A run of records
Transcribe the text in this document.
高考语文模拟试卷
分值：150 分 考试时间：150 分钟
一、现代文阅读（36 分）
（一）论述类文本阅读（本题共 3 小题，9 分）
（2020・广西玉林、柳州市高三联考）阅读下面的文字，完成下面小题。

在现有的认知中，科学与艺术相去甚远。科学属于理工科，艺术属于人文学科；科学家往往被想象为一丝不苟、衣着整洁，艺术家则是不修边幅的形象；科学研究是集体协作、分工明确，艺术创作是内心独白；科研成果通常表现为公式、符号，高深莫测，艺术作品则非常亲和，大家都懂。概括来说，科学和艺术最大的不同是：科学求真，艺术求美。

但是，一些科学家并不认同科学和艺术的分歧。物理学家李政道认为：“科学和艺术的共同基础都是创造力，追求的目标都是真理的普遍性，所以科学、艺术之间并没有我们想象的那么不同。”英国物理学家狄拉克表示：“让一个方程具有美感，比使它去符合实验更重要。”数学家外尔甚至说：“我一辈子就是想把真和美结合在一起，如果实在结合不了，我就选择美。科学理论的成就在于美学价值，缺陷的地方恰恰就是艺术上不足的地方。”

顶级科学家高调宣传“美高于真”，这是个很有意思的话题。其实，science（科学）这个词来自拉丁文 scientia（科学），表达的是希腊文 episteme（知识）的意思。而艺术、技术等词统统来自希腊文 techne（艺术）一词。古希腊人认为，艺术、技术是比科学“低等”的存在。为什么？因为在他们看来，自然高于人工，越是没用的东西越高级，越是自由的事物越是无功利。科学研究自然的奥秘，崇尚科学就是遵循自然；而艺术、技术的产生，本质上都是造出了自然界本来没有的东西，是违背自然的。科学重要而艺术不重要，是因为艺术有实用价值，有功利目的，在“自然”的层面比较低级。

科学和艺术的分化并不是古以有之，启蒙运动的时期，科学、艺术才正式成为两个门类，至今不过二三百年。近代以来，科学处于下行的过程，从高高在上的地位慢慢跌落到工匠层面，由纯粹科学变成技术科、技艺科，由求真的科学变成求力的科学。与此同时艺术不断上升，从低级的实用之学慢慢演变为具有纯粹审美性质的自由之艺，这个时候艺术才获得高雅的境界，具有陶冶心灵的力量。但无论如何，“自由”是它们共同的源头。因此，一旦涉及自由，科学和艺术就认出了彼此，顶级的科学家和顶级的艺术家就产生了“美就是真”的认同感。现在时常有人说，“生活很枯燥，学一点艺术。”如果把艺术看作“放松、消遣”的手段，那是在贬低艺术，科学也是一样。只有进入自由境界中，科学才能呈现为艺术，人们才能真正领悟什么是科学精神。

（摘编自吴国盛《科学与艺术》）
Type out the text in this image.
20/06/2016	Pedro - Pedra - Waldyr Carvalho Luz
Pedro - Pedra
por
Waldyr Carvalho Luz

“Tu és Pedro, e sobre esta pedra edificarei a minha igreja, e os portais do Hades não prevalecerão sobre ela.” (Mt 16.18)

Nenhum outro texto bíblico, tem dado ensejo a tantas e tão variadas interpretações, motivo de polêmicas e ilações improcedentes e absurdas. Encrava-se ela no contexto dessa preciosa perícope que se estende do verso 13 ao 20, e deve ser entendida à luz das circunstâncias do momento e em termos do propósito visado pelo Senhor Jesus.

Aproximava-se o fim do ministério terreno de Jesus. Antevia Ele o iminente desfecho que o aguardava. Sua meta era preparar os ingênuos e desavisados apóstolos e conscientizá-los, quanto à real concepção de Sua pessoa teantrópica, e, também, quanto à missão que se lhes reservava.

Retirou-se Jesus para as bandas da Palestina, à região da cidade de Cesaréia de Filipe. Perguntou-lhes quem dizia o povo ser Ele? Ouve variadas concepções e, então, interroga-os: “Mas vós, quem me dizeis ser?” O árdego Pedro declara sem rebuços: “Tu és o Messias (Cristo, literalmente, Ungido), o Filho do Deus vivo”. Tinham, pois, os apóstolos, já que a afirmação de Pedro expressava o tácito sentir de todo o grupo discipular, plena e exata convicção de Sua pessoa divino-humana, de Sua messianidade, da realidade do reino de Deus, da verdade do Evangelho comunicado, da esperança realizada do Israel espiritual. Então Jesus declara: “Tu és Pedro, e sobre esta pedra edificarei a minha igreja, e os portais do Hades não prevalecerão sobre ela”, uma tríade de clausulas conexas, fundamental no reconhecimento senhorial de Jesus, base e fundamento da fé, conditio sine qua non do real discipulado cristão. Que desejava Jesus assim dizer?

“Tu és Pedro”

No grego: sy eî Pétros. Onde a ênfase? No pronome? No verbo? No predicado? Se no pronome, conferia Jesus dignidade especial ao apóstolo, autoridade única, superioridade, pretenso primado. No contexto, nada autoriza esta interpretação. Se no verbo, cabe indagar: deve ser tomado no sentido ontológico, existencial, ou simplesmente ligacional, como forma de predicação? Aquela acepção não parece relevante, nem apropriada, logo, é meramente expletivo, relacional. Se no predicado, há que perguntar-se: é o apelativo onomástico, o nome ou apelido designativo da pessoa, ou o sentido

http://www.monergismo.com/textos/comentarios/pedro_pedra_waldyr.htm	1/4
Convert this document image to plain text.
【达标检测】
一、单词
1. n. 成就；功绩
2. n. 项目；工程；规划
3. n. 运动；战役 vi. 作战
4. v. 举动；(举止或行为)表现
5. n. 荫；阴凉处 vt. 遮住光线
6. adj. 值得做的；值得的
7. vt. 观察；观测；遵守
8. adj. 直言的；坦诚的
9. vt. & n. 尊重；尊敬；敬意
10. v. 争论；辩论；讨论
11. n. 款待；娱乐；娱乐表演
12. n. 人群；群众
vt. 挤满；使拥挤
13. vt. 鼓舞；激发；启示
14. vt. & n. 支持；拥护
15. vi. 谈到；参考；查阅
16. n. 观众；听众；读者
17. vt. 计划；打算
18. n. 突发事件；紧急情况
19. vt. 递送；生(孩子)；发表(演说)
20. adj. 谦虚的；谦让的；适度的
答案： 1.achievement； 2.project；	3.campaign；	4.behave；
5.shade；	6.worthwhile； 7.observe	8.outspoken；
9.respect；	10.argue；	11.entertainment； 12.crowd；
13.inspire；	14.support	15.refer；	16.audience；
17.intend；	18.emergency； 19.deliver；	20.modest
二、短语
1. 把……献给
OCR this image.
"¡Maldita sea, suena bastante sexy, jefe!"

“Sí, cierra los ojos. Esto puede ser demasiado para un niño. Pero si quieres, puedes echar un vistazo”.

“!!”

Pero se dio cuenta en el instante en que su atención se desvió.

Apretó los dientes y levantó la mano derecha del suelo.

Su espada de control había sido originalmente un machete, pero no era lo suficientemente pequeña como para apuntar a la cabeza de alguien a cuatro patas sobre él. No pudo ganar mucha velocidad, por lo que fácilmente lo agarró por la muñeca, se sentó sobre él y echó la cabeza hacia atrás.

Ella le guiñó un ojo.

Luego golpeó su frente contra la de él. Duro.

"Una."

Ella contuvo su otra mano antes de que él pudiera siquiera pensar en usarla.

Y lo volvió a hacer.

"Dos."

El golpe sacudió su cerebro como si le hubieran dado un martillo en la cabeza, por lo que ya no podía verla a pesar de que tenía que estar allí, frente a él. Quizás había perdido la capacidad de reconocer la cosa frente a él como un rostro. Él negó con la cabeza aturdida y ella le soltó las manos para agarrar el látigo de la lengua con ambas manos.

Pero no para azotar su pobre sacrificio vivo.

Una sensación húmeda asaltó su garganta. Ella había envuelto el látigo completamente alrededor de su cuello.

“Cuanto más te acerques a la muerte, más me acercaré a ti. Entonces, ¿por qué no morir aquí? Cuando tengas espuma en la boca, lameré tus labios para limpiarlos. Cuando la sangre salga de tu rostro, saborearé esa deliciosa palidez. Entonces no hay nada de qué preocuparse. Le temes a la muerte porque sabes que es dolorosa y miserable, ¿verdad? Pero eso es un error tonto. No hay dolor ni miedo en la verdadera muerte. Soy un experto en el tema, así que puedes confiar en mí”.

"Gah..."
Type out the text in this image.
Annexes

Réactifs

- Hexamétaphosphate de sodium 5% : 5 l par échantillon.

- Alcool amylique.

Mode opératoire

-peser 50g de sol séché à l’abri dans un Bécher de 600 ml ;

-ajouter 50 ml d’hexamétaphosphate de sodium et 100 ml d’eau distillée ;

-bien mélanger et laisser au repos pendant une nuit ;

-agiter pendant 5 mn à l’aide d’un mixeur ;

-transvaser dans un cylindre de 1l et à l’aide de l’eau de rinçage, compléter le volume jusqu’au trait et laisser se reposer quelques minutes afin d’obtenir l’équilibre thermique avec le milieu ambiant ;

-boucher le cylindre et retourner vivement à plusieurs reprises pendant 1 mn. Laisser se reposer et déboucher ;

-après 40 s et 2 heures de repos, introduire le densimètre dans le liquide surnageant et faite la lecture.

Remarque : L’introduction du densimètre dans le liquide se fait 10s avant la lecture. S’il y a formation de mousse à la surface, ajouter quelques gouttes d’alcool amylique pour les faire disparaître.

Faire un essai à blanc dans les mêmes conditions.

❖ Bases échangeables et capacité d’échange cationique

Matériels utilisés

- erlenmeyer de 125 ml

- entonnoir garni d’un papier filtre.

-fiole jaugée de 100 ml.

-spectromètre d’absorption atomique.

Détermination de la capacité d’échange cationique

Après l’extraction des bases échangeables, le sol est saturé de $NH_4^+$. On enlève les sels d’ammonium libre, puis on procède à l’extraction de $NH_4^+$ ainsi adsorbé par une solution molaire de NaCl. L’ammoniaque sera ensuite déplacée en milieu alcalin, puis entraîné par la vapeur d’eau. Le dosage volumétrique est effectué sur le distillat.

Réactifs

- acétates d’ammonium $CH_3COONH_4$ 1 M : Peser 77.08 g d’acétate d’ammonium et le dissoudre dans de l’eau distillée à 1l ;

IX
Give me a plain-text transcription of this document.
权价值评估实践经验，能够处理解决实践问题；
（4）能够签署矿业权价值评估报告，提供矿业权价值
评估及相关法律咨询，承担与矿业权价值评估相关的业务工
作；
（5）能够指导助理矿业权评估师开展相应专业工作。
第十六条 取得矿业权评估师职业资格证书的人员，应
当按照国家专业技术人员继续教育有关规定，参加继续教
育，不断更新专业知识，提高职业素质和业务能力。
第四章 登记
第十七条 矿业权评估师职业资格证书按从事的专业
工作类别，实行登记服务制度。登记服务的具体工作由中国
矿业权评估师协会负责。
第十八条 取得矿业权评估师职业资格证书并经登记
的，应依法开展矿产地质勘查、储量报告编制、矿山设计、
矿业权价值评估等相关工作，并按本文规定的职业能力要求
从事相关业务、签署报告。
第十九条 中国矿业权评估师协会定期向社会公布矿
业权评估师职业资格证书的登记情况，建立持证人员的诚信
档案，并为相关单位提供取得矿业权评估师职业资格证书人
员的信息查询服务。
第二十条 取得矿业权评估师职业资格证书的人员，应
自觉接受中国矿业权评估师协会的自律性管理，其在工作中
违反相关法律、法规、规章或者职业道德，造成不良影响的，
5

§ The exercise:
Each line containing the word "échangeables" counts once; report the total alone.

§ Completed exercise:
2